Dataset entries on figures
· · · ·

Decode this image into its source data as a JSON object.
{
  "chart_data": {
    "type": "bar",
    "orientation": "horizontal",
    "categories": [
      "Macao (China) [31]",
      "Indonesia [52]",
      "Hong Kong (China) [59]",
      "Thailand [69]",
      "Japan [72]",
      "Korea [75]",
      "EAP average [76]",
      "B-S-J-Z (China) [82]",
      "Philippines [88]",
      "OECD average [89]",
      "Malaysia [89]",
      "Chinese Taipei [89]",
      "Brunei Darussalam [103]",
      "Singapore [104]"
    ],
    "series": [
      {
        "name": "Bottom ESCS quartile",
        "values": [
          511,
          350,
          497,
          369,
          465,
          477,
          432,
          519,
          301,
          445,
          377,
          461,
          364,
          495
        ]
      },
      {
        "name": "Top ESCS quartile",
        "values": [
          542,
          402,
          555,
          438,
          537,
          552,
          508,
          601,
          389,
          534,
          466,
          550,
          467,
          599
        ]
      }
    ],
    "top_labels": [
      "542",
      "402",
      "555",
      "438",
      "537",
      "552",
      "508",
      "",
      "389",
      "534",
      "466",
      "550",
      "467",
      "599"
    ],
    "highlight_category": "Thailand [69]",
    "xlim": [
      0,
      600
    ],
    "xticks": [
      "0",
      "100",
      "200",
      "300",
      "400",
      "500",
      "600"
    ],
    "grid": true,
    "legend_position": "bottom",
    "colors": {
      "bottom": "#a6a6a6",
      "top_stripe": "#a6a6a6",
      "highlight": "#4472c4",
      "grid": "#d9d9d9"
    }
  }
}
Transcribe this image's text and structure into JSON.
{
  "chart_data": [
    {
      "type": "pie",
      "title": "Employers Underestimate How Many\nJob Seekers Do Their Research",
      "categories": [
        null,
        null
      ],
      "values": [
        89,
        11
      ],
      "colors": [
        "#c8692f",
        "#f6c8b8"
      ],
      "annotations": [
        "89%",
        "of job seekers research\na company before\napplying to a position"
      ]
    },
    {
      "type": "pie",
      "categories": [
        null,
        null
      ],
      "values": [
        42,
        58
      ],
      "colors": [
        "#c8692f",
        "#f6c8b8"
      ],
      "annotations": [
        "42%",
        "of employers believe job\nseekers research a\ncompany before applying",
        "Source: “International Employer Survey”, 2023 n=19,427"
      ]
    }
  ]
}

· · · ·

Show the data once more, exactly as it was written.

> **Task response**:
Decode this image into its source data as a JSON object.
{
  "chart_data": {
    "type": "bar",
    "orientation": "horizontal",
    "categories": [
      "Macao (China) [31]",
      "Indonesia [52]",
      "Hong Kong (China) [59]",
      "Thailand [69]",
      "Japan [72]",
      "Korea [75]",
      "EAP average [76]",
      "B-S-J-Z (China) [82]",
      "Philippines [88]",
      "OECD average [89]",
      "Malaysia [89]",
      "Chinese Taipei [89]",
      "Brunei Darussalam [103]",
      "Singapore [104]"
    ],
    "series": [
      {
        "name": "Bottom ESCS quartile",
        "values": [
          511,
          350,
          497,
          369,
          465,
          477,
          432,
          519,
          301,
          445,
          377,
          461,
          364,
          495
        ]
      },
      {
        "name": "Top ESCS quartile",
        "values": [
          542,
          402,
          555,
          438,
          537,
          552,
          508,
          601,
          389,
          534,
          466,
          550,
          467,
          599
        ]
      }
    ],
    "top_labels": [
      "542",
      "402",
      "555",
      "438",
      "537",
      "552",
      "508",
      "",
      "389",
      "534",
      "466",
      "550",
      "467",
      "599"
    ],
    "highlight_category": "Thailand [69]",
    "xlim": [
      0,
      600
    ],
    "xticks": [
      "0",
      "100",
      "200",
      "300",
      "400",
      "500",
      "600"
    ],
    "grid": true,
    "legend_position": "bottom",
    "colors": {
      "bottom": "#a6a6a6",
      "top_stripe": "#a6a6a6",
      "highlight": "#4472c4",
      "grid": "#d9d9d9"
    }
  }
}
Transcribe this image's text and structure into JSON.
{
  "chart_data": [
    {
      "type": "pie",
      "title": "Employers Underestimate How Many\nJob Seekers Do Their Research",
      "categories": [
        null,
        null
      ],
      "values": [
        89,
        11
      ],
      "colors": [
        "#c8692f",
        "#f6c8b8"
      ],
      "annotations": [
        "89%",
        "of job seekers research\na company before\napplying to a position"
      ]
    },
    {
      "type": "pie",
      "categories": [
        null,
        null
      ],
      "values": [
        42,
        58
      ],
      "colors": [
        "#c8692f",
        "#f6c8b8"
      ],
      "annotations": [
        "42%",
        "of employers believe job\nseekers research a\ncompany before applying",
        "Source: “International Employer Survey”, 2023 n=19,427"
      ]
    }
  ]
}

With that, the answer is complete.